From the material below, list every line containing "metro".

[Figure data in JSON]
________________
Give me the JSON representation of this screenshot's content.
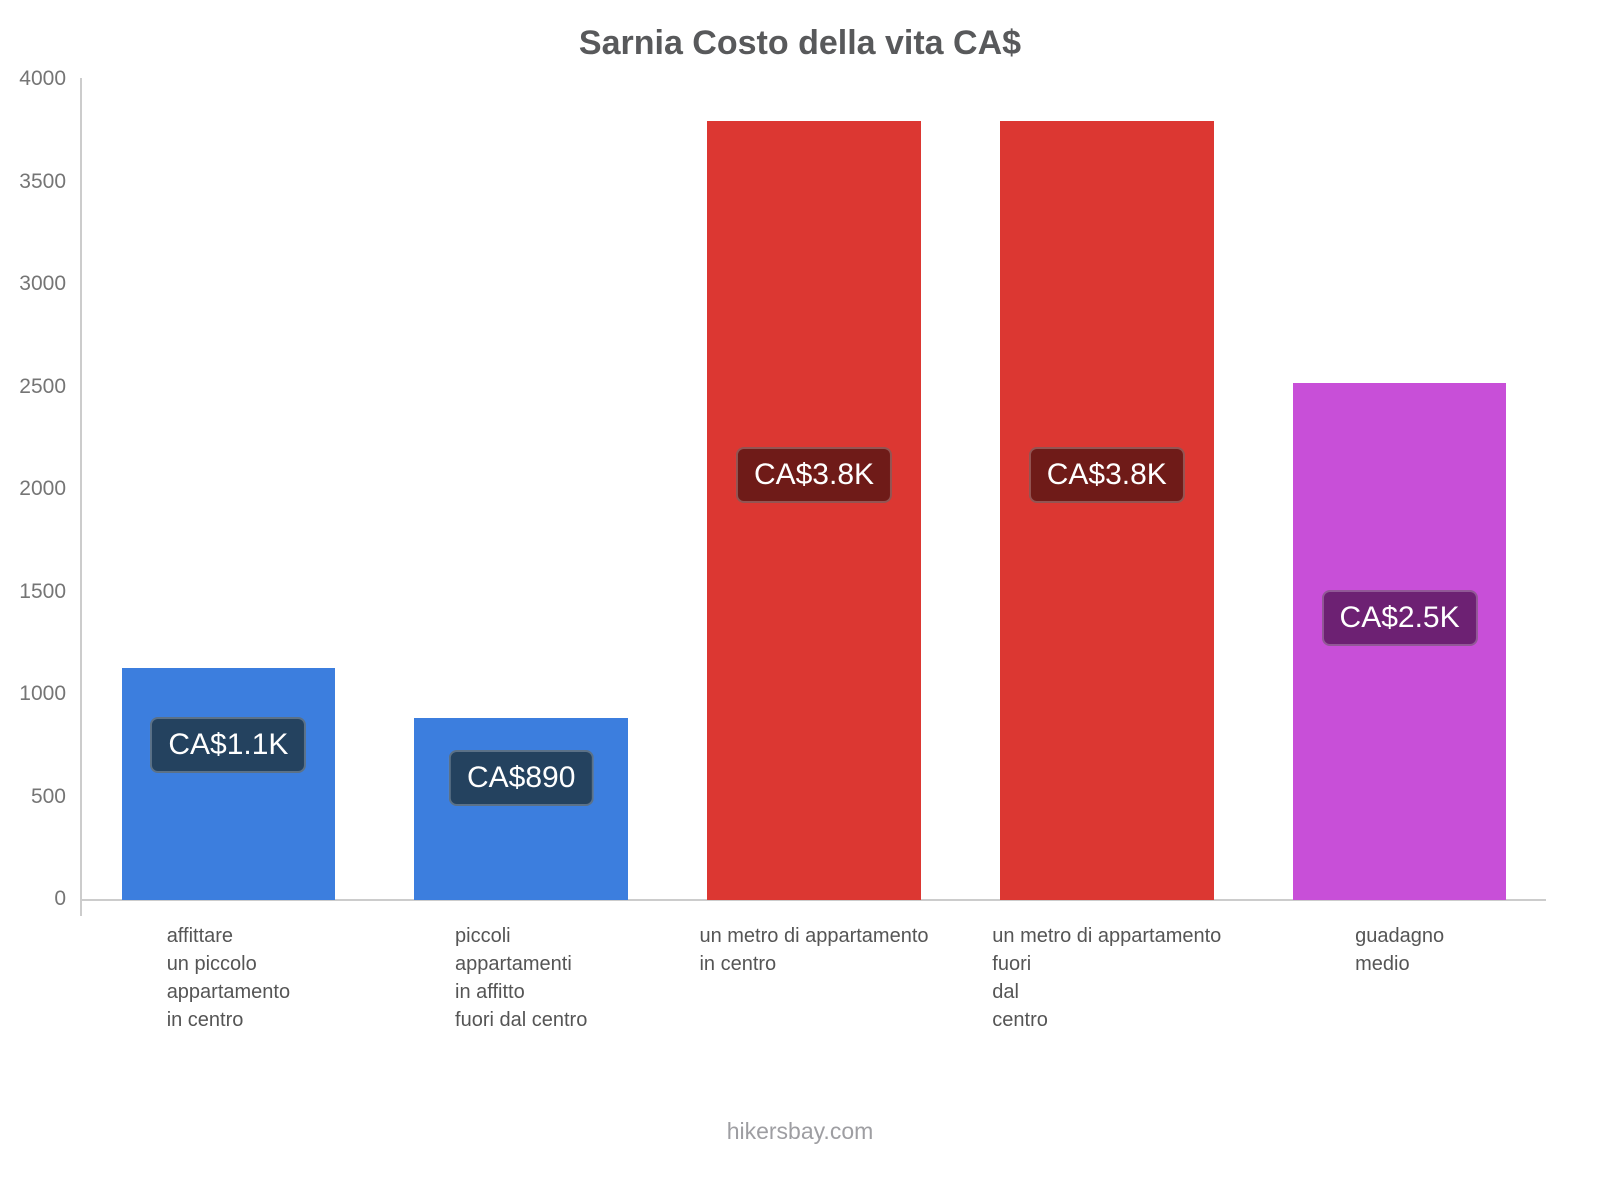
{
  "title": "Sarnia Costo della vita CA$",
  "footer": "hikersbay.com",
  "chart_data": {
    "type": "bar",
    "title": "Sarnia Costo della vita CA$",
    "currency": "CA$",
    "categories": [
      "affittare\nun piccolo\nappartamento\nin centro",
      "piccoli\nappartamenti\nin affitto\nfuori dal centro",
      "un metro di appartamento\nin centro",
      "un metro di appartamento\nfuori\ndal\ncentro",
      "guadagno\nmedio"
    ],
    "values": [
      1130,
      890,
      3800,
      3800,
      2520
    ],
    "value_labels": [
      "CA$1.1K",
      "CA$890",
      "CA$3.8K",
      "CA$3.8K",
      "CA$2.5K"
    ],
    "bar_colors": [
      "#3c7ede",
      "#3c7ede",
      "#dc3732",
      "#dc3732",
      "#c84fd8"
    ],
    "label_bg_colors": [
      "#24425f",
      "#24425f",
      "#6f1b18",
      "#6f1b18",
      "#6d2173"
    ],
    "xlabel": "",
    "ylabel": "",
    "ylim": [
      0,
      4000
    ],
    "yticks": [
      0,
      500,
      1000,
      1500,
      2000,
      2500,
      3000,
      3500,
      4000
    ],
    "grid": false,
    "legend": false
  }
}
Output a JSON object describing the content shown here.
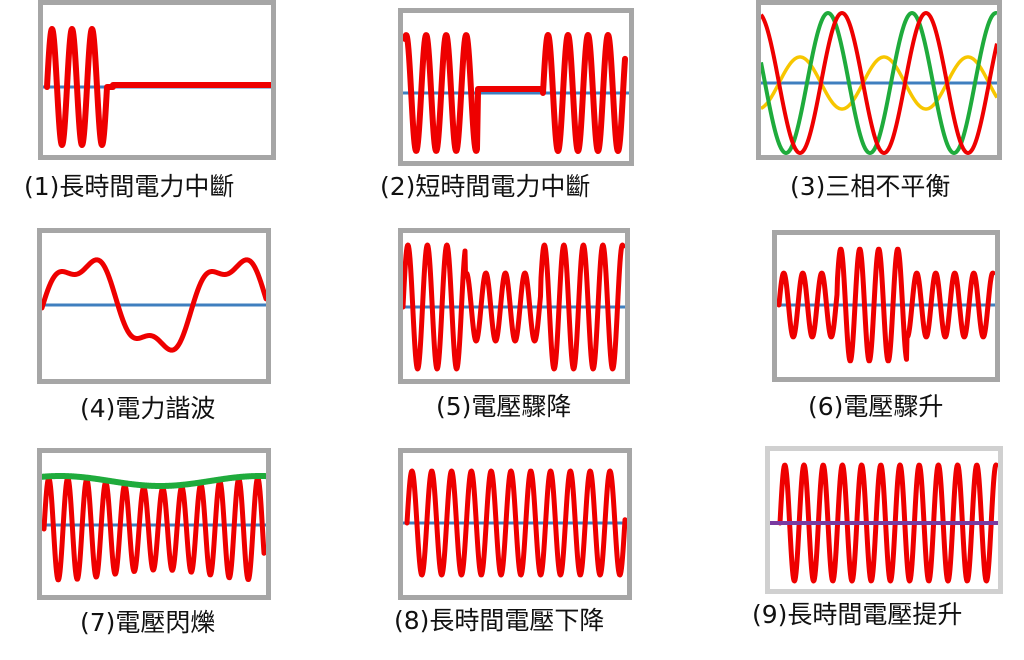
{
  "colors": {
    "wave": "#ee0000",
    "baseline": "#3f7fbf",
    "phase_b": "#1fab3c",
    "phase_c": "#f7c600",
    "envelope": "#1fab3c",
    "baseline_alt": "#7a3aa0",
    "frame": "#a6a6a6",
    "frame_light": "#d0d0d0"
  },
  "items": [
    {
      "id": 1,
      "caption": "(1)長時間電力中斷"
    },
    {
      "id": 2,
      "caption": "(2)短時間電力中斷"
    },
    {
      "id": 3,
      "caption": "(3)三相不平衡"
    },
    {
      "id": 4,
      "caption": "(4)電力諧波"
    },
    {
      "id": 5,
      "caption": "(5)電壓驟降"
    },
    {
      "id": 6,
      "caption": "(6)電壓驟升"
    },
    {
      "id": 7,
      "caption": "(7)電壓閃爍"
    },
    {
      "id": 8,
      "caption": "(8)長時間電壓下降"
    },
    {
      "id": 9,
      "caption": "(9)長時間電壓提升"
    }
  ]
}
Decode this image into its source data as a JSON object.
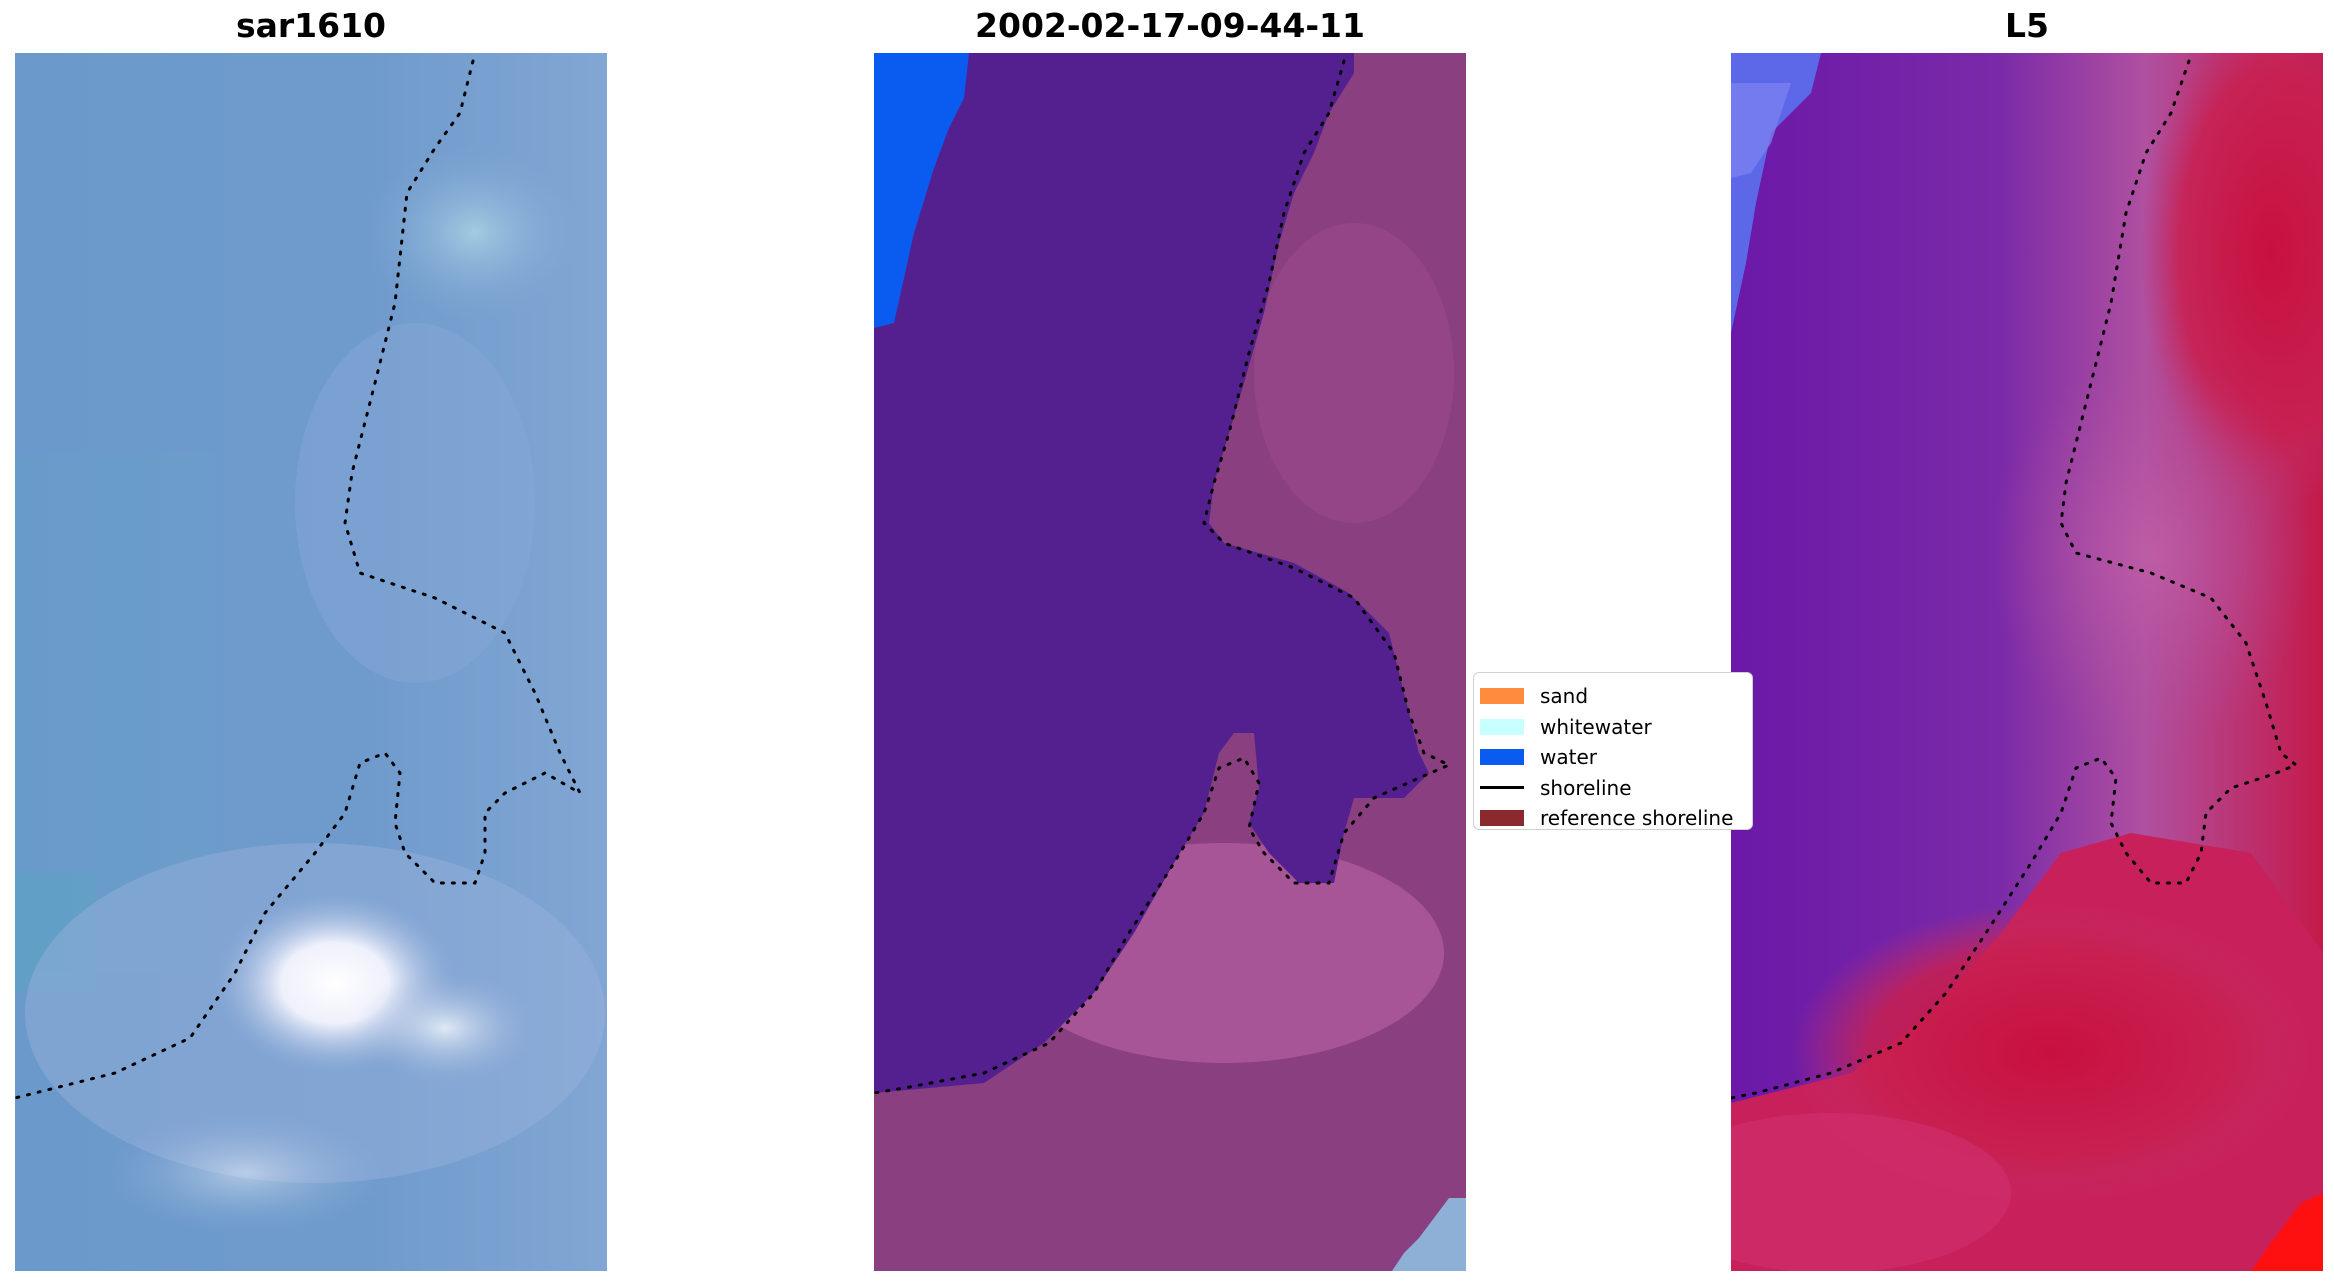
{
  "panels": [
    {
      "title": "sar1610"
    },
    {
      "title": "2002-02-17-09-44-11"
    },
    {
      "title": "L5"
    }
  ],
  "legend": {
    "items": [
      {
        "label": "sand",
        "color": "#ff8c3d",
        "kind": "patch"
      },
      {
        "label": "whitewater",
        "color": "#c8ffff",
        "kind": "patch"
      },
      {
        "label": "water",
        "color": "#0a5cf0",
        "kind": "patch"
      },
      {
        "label": "shoreline",
        "color": "#000000",
        "kind": "line"
      },
      {
        "label": "reference shoreline",
        "color": "#8b2a2e",
        "kind": "patch"
      }
    ]
  },
  "colors": {
    "rgb_water": "#6a96c8",
    "rgb_land": "#7ea4d4",
    "rgb_whitewater": "#f4f4fb",
    "class_water": "#54208f",
    "class_land": "#8a3f80",
    "class_land_light": "#b25da0",
    "class_open_water": "#0a5cf0",
    "index_water": "#6b18a8",
    "index_land": "#c41a4a",
    "index_mid": "#b050a0",
    "index_corner": "#ff1010"
  }
}
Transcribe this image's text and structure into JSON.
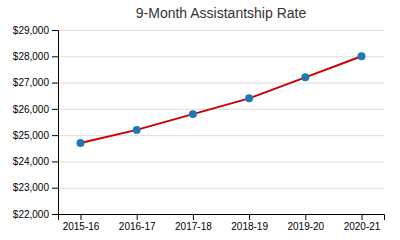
{
  "chart_data": {
    "type": "line",
    "title": "9-Month Assistantship Rate",
    "categories": [
      "2015-16",
      "2016-17",
      "2017-18",
      "2018-19",
      "2019-20",
      "2020-21"
    ],
    "values": [
      24700,
      25200,
      25800,
      26400,
      27200,
      28000
    ],
    "color": "#cc0000",
    "marker": "circle",
    "ylim": [
      22000,
      29000
    ],
    "yticks": [
      {
        "value": 22000,
        "label": "$22,000"
      },
      {
        "value": 23000,
        "label": "$23,000"
      },
      {
        "value": 24000,
        "label": "$24,000"
      },
      {
        "value": 25000,
        "label": "$25,000"
      },
      {
        "value": 26000,
        "label": "$26,000"
      },
      {
        "value": 27000,
        "label": "$27,000"
      },
      {
        "value": 28000,
        "label": "$28,000"
      },
      {
        "value": 29000,
        "label": "$29,000"
      }
    ],
    "grid": true
  }
}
________________
• **Written solution**
      "un metro di appartamento\nin centro",
      "un metro di appartamento\nfuori\ndal\ncentro",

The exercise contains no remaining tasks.